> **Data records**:
'''

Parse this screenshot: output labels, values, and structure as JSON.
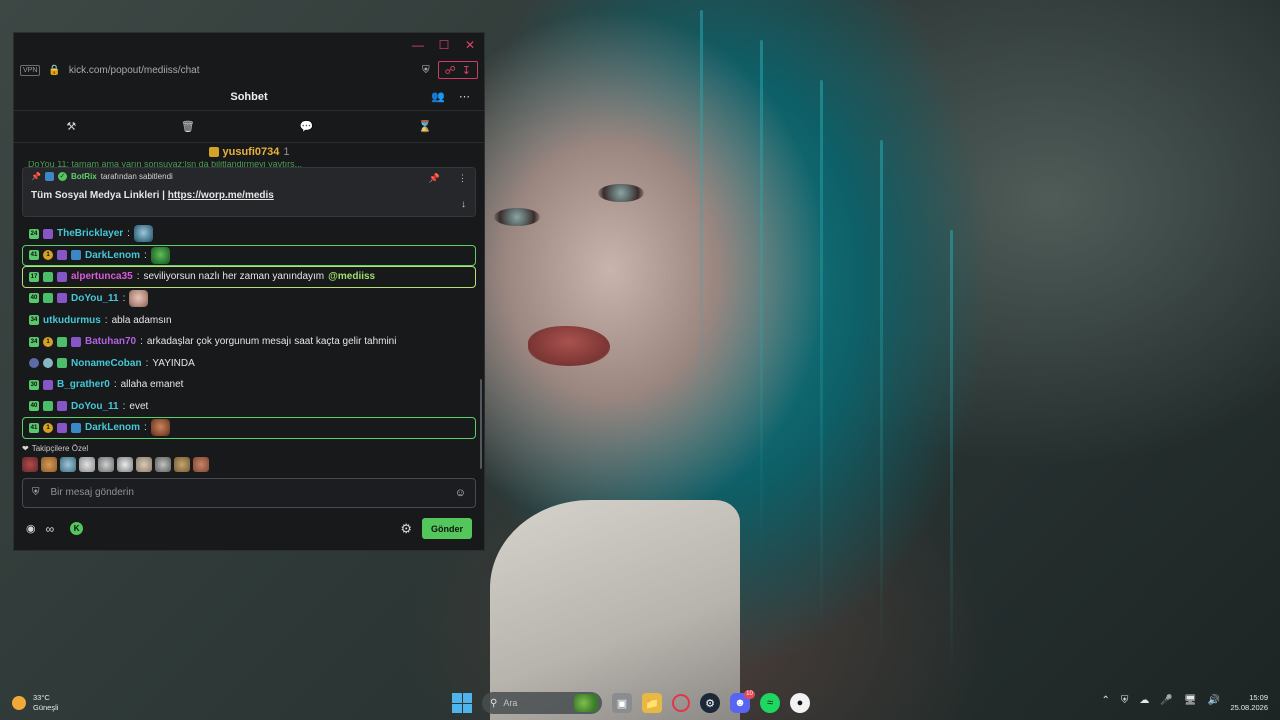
{
  "window": {
    "url": "kick.com/popout/mediiss/chat",
    "vpn_label": "VPN"
  },
  "chat": {
    "title": "Sohbet",
    "top_donor": {
      "name": "yusufi0734",
      "count": "1"
    },
    "cut_message": "DoYou 11: tamam ama yarın sonsuvaz:lsn da bilitlandirmeyi yaytırs...",
    "pinned": {
      "by_user": "BotRix",
      "by_suffix": "tarafından sabitlendi",
      "text_prefix": "Tüm Sosyal Medya Linkleri | ",
      "text_link": "https://worp.me/medis"
    },
    "messages": [
      {
        "user": "TheBricklayer",
        "text": "",
        "emote": "pepe-cap-emote"
      },
      {
        "user": "DarkLenom",
        "text": "",
        "emote": "pepe-frog-emote"
      },
      {
        "user": "alpertunca35",
        "text": "seviliyorsun nazlı her zaman yanındayım ",
        "mention": "@mediiss"
      },
      {
        "user": "DoYou_11",
        "text": "",
        "emote": "girl-face-emote"
      },
      {
        "user": "utkudurmus",
        "text": "abla adamsın"
      },
      {
        "user": "Batuhan70",
        "text": "arkadaşlar çok yorgunum mesajı saat kaçta gelir tahmini"
      },
      {
        "user": "NonameCoban",
        "text": "YAYINDA"
      },
      {
        "user": "B_grather0",
        "text": "allaha emanet"
      },
      {
        "user": "DoYou_11",
        "text": "evet"
      },
      {
        "user": "DarkLenom",
        "text": "",
        "emote": "man-face-emote"
      }
    ],
    "favorites_label": "Takipçilere Özel",
    "input_placeholder": "Bir mesaj gönderin",
    "send_label": "Gönder",
    "colors": {
      "accent": "#53c75c",
      "highlight_green": "#5dcf6a",
      "highlight_lime": "#b8df74",
      "background": "#18191b"
    }
  },
  "taskbar": {
    "weather_temp": "33°C",
    "weather_desc": "Güneşli",
    "search_label": "Ara",
    "discord_badge": "10",
    "time": "15:09",
    "date": "25.08.2026"
  }
}
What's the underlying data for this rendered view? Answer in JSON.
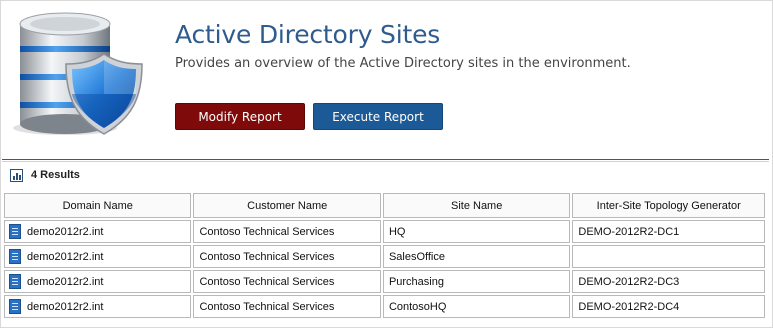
{
  "header": {
    "title": "Active Directory Sites",
    "subtitle": "Provides an overview of the Active Directory sites in the environment.",
    "logo_icon": "database-shield-icon"
  },
  "actions": {
    "modify_label": "Modify Report",
    "execute_label": "Execute Report",
    "modify_color": "#7f0a0a",
    "execute_color": "#1b5a96"
  },
  "results": {
    "icon": "bar-chart-icon",
    "count_label": "4 Results"
  },
  "table": {
    "columns": [
      "Domain Name",
      "Customer Name",
      "Site Name",
      "Inter-Site Topology Generator"
    ],
    "row_icon": "server-icon",
    "rows": [
      [
        "demo2012r2.int",
        "Contoso Technical Services",
        "HQ",
        "DEMO-2012R2-DC1"
      ],
      [
        "demo2012r2.int",
        "Contoso Technical Services",
        "SalesOffice",
        ""
      ],
      [
        "demo2012r2.int",
        "Contoso Technical Services",
        "Purchasing",
        "DEMO-2012R2-DC3"
      ],
      [
        "demo2012r2.int",
        "Contoso Technical Services",
        "ContosoHQ",
        "DEMO-2012R2-DC4"
      ]
    ]
  }
}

'''

Reproduce the whole listing above word for word, but not its pictures.

Parse this screenshot: output labels, values, and structure as JSON.
{
  "window": {
    "url": "kick.com/popout/mediiss/chat",
    "vpn_label": "VPN"
  },
  "chat": {
    "title": "Sohbet",
    "top_donor": {
      "name": "yusufi0734",
      "count": "1"
    },
    "cut_message": "DoYou 11: tamam ama yarın sonsuvaz:lsn da bilitlandirmeyi yaytırs...",
    "pinned": {
      "by_user": "BotRix",
      "by_suffix": "tarafından sabitlendi",
      "text_prefix": "Tüm Sosyal Medya Linkleri | ",
      "text_link": "https://worp.me/medis"
    },
    "messages": [
      {
        "user": "TheBricklayer",
        "text": "",
        "emote": "pepe-cap-emote"
      },
      {
        "user": "DarkLenom",
        "text": "",
        "emote": "pepe-frog-emote"
      },
      {
        "user": "alpertunca35",
        "text": "seviliyorsun nazlı her zaman yanındayım ",
        "mention": "@mediiss"
      },
      {
        "user": "DoYou_11",
        "text": "",
        "emote": "girl-face-emote"
      },
      {
        "user": "utkudurmus",
        "text": "abla adamsın"
      },
      {
        "user": "Batuhan70",
        "text": "arkadaşlar çok yorgunum mesajı saat kaçta gelir tahmini"
      },
      {
        "user": "NonameCoban",
        "text": "YAYINDA"
      },
      {
        "user": "B_grather0",
        "text": "allaha emanet"
      },
      {
        "user": "DoYou_11",
        "text": "evet"
      },
      {
        "user": "DarkLenom",
        "text": "",
        "emote": "man-face-emote"
      }
    ],
    "favorites_label": "Takipçilere Özel",
    "input_placeholder": "Bir mesaj gönderin",
    "send_label": "Gönder",
    "colors": {
      "accent": "#53c75c",
      "highlight_green": "#5dcf6a",
      "highlight_lime": "#b8df74",
      "background": "#18191b"
    }
  },
  "taskbar": {
    "weather_temp": "33°C",
    "weather_desc": "Güneşli",
    "search_label": "Ara",
    "discord_badge": "10",
    "time": "15:09",
    "date": "25.08.2026"
  }
}
What's the underlying data for this rendered view? Answer in JSON.
{
  "header": {
    "title": "Active Directory Sites",
    "subtitle": "Provides an overview of the Active Directory sites in the environment.",
    "logo_icon": "database-shield-icon"
  },
  "actions": {
    "modify_label": "Modify Report",
    "execute_label": "Execute Report",
    "modify_color": "#7f0a0a",
    "execute_color": "#1b5a96"
  },
  "results": {
    "icon": "bar-chart-icon",
    "count_label": "4 Results"
  },
  "table": {
    "columns": [
      "Domain Name",
      "Customer Name",
      "Site Name",
      "Inter-Site Topology Generator"
    ],
    "row_icon": "server-icon",
    "rows": [
      [
        "demo2012r2.int",
        "Contoso Technical Services",
        "HQ",
        "DEMO-2012R2-DC1"
      ],
      [
        "demo2012r2.int",
        "Contoso Technical Services",
        "SalesOffice",
        ""
      ],
      [
        "demo2012r2.int",
        "Contoso Technical Services",
        "Purchasing",
        "DEMO-2012R2-DC3"
      ],
      [
        "demo2012r2.int",
        "Contoso Technical Services",
        "ContosoHQ",
        "DEMO-2012R2-DC4"
      ]
    ]
  }
}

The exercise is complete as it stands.